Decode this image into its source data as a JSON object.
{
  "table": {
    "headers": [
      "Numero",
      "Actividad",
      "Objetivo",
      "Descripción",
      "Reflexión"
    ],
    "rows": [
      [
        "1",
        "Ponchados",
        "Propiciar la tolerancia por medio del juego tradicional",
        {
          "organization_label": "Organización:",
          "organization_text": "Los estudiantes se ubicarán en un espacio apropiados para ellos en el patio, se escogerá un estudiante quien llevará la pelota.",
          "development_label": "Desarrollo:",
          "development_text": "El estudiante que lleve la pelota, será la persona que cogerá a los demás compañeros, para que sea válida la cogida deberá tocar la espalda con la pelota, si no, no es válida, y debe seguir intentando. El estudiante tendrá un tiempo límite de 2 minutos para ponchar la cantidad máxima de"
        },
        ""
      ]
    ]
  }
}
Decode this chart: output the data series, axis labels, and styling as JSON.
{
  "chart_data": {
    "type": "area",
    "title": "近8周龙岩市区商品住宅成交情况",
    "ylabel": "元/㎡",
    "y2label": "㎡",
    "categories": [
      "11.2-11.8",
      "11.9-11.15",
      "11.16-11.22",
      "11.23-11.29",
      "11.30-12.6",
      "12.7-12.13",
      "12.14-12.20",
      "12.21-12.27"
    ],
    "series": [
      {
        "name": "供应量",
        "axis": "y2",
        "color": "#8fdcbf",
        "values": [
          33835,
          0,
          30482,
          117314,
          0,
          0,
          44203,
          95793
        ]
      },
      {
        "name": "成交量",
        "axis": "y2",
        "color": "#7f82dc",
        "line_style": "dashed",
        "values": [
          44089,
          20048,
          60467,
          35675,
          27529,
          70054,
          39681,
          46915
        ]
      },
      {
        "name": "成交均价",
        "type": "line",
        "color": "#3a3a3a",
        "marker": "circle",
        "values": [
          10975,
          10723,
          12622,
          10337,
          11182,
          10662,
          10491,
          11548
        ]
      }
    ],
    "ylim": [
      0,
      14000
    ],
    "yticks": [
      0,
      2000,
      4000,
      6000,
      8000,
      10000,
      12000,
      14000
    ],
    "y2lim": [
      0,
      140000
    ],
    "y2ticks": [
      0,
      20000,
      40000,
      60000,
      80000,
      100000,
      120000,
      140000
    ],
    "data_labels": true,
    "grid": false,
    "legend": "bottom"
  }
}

________________________________________

■ Written exercise:
Which lines contain the word "series"? Return each of them.

■ Solved exercise:
Decode this chart: output the data series, axis labels, and styling as JSON.
    "series": [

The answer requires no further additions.